• Data in this exercise:
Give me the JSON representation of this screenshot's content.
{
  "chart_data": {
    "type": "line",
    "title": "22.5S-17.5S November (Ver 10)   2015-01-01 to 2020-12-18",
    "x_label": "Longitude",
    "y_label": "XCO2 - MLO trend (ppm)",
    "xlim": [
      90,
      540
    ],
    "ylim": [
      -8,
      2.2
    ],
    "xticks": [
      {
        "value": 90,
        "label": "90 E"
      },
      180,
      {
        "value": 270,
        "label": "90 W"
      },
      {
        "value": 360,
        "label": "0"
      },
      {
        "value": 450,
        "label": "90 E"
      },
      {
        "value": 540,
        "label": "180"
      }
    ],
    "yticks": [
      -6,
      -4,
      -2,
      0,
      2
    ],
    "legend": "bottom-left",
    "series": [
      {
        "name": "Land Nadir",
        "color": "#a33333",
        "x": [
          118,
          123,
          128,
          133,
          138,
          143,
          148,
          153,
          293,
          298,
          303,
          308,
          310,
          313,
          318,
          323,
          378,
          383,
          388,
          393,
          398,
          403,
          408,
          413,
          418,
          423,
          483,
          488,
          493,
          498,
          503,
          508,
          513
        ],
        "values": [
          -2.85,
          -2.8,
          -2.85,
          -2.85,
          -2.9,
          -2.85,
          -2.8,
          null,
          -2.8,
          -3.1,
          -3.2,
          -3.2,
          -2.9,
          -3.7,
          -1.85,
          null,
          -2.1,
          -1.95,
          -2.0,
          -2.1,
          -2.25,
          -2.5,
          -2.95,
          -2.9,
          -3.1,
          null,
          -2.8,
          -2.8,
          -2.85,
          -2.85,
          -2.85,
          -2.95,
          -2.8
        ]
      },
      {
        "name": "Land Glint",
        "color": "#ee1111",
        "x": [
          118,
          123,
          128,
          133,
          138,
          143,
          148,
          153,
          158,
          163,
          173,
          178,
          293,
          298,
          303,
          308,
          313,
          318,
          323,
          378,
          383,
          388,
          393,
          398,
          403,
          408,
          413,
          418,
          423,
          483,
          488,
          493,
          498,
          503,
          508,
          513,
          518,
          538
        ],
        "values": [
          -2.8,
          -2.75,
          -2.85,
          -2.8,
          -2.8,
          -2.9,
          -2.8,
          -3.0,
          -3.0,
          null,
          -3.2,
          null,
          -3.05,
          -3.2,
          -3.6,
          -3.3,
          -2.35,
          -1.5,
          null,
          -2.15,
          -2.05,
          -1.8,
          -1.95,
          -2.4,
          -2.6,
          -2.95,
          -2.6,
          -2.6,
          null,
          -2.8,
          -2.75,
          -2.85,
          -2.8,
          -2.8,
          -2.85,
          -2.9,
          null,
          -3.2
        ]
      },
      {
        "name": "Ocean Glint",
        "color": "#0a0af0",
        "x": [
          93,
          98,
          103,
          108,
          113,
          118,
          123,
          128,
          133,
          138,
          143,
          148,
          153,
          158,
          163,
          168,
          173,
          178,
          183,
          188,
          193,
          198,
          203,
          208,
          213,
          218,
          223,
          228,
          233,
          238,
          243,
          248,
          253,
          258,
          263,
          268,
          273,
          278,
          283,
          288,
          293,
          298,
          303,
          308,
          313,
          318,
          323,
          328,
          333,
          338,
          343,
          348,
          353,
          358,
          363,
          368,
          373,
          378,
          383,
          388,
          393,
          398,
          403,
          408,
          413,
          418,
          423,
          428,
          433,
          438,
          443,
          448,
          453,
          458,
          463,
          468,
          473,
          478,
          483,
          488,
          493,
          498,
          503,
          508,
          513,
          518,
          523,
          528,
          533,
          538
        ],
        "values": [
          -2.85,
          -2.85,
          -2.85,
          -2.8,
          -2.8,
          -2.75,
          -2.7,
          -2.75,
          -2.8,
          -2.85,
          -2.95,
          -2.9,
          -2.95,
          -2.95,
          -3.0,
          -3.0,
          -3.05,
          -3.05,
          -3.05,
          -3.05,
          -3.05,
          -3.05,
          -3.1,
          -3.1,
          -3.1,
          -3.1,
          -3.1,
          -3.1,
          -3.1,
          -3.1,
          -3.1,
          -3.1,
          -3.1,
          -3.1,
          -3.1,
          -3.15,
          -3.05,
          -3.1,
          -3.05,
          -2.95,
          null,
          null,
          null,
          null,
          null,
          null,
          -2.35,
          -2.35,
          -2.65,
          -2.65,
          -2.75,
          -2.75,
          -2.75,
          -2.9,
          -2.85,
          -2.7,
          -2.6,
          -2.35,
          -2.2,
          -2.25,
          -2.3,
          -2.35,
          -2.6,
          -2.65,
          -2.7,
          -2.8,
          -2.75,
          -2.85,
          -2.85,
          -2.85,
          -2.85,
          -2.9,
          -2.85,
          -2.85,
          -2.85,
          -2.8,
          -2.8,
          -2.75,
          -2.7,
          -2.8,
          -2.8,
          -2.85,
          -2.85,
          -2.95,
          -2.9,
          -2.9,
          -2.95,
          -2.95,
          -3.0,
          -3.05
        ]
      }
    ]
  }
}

• Problem details: Print every entry exactly as written.

• The answer:
Give me the JSON representation of this screenshot's content.
{
  "chart_data": {
    "type": "line",
    "title": "22.5S-17.5S November (Ver 10)   2015-01-01 to 2020-12-18",
    "x_label": "Longitude",
    "y_label": "XCO2 - MLO trend (ppm)",
    "xlim": [
      90,
      540
    ],
    "ylim": [
      -8,
      2.2
    ],
    "xticks": [
      {
        "value": 90,
        "label": "90 E"
      },
      180,
      {
        "value": 270,
        "label": "90 W"
      },
      {
        "value": 360,
        "label": "0"
      },
      {
        "value": 450,
        "label": "90 E"
      },
      {
        "value": 540,
        "label": "180"
      }
    ],
    "yticks": [
      -6,
      -4,
      -2,
      0,
      2
    ],
    "legend": "bottom-left",
    "series": [
      {
        "name": "Land Nadir",
        "color": "#a33333",
        "x": [
          118,
          123,
          128,
          133,
          138,
          143,
          148,
          153,
          293,
          298,
          303,
          308,
          310,
          313,
          318,
          323,
          378,
          383,
          388,
          393,
          398,
          403,
          408,
          413,
          418,
          423,
          483,
          488,
          493,
          498,
          503,
          508,
          513
        ],
        "values": [
          -2.85,
          -2.8,
          -2.85,
          -2.85,
          -2.9,
          -2.85,
          -2.8,
          null,
          -2.8,
          -3.1,
          -3.2,
          -3.2,
          -2.9,
          -3.7,
          -1.85,
          null,
          -2.1,
          -1.95,
          -2.0,
          -2.1,
          -2.25,
          -2.5,
          -2.95,
          -2.9,
          -3.1,
          null,
          -2.8,
          -2.8,
          -2.85,
          -2.85,
          -2.85,
          -2.95,
          -2.8
        ]
      },
      {
        "name": "Land Glint",
        "color": "#ee1111",
        "x": [
          118,
          123,
          128,
          133,
          138,
          143,
          148,
          153,
          158,
          163,
          173,
          178,
          293,
          298,
          303,
          308,
          313,
          318,
          323,
          378,
          383,
          388,
          393,
          398,
          403,
          408,
          413,
          418,
          423,
          483,
          488,
          493,
          498,
          503,
          508,
          513,
          518,
          538
        ],
        "values": [
          -2.8,
          -2.75,
          -2.85,
          -2.8,
          -2.8,
          -2.9,
          -2.8,
          -3.0,
          -3.0,
          null,
          -3.2,
          null,
          -3.05,
          -3.2,
          -3.6,
          -3.3,
          -2.35,
          -1.5,
          null,
          -2.15,
          -2.05,
          -1.8,
          -1.95,
          -2.4,
          -2.6,
          -2.95,
          -2.6,
          -2.6,
          null,
          -2.8,
          -2.75,
          -2.85,
          -2.8,
          -2.8,
          -2.85,
          -2.9,
          null,
          -3.2
        ]
      },
      {
        "name": "Ocean Glint",
        "color": "#0a0af0",
        "x": [
          93,
          98,
          103,
          108,
          113,
          118,
          123,
          128,
          133,
          138,
          143,
          148,
          153,
          158,
          163,
          168,
          173,
          178,
          183,
          188,
          193,
          198,
          203,
          208,
          213,
          218,
          223,
          228,
          233,
          238,
          243,
          248,
          253,
          258,
          263,
          268,
          273,
          278,
          283,
          288,
          293,
          298,
          303,
          308,
          313,
          318,
          323,
          328,
          333,
          338,
          343,
          348,
          353,
          358,
          363,
          368,
          373,
          378,
          383,
          388,
          393,
          398,
          403,
          408,
          413,
          418,
          423,
          428,
          433,
          438,
          443,
          448,
          453,
          458,
          463,
          468,
          473,
          478,
          483,
          488,
          493,
          498,
          503,
          508,
          513,
          518,
          523,
          528,
          533,
          538
        ],
        "values": [
          -2.85,
          -2.85,
          -2.85,
          -2.8,
          -2.8,
          -2.75,
          -2.7,
          -2.75,
          -2.8,
          -2.85,
          -2.95,
          -2.9,
          -2.95,
          -2.95,
          -3.0,
          -3.0,
          -3.05,
          -3.05,
          -3.05,
          -3.05,
          -3.05,
          -3.05,
          -3.1,
          -3.1,
          -3.1,
          -3.1,
          -3.1,
          -3.1,
          -3.1,
          -3.1,
          -3.1,
          -3.1,
          -3.1,
          -3.1,
          -3.1,
          -3.15,
          -3.05,
          -3.1,
          -3.05,
          -2.95,
          null,
          null,
          null,
          null,
          null,
          null,
          -2.35,
          -2.35,
          -2.65,
          -2.65,
          -2.75,
          -2.75,
          -2.75,
          -2.9,
          -2.85,
          -2.7,
          -2.6,
          -2.35,
          -2.2,
          -2.25,
          -2.3,
          -2.35,
          -2.6,
          -2.65,
          -2.7,
          -2.8,
          -2.75,
          -2.85,
          -2.85,
          -2.85,
          -2.85,
          -2.9,
          -2.85,
          -2.85,
          -2.85,
          -2.8,
          -2.8,
          -2.75,
          -2.7,
          -2.8,
          -2.8,
          -2.85,
          -2.85,
          -2.95,
          -2.9,
          -2.9,
          -2.95,
          -2.95,
          -3.0,
          -3.05
        ]
      }
    ]
  }
}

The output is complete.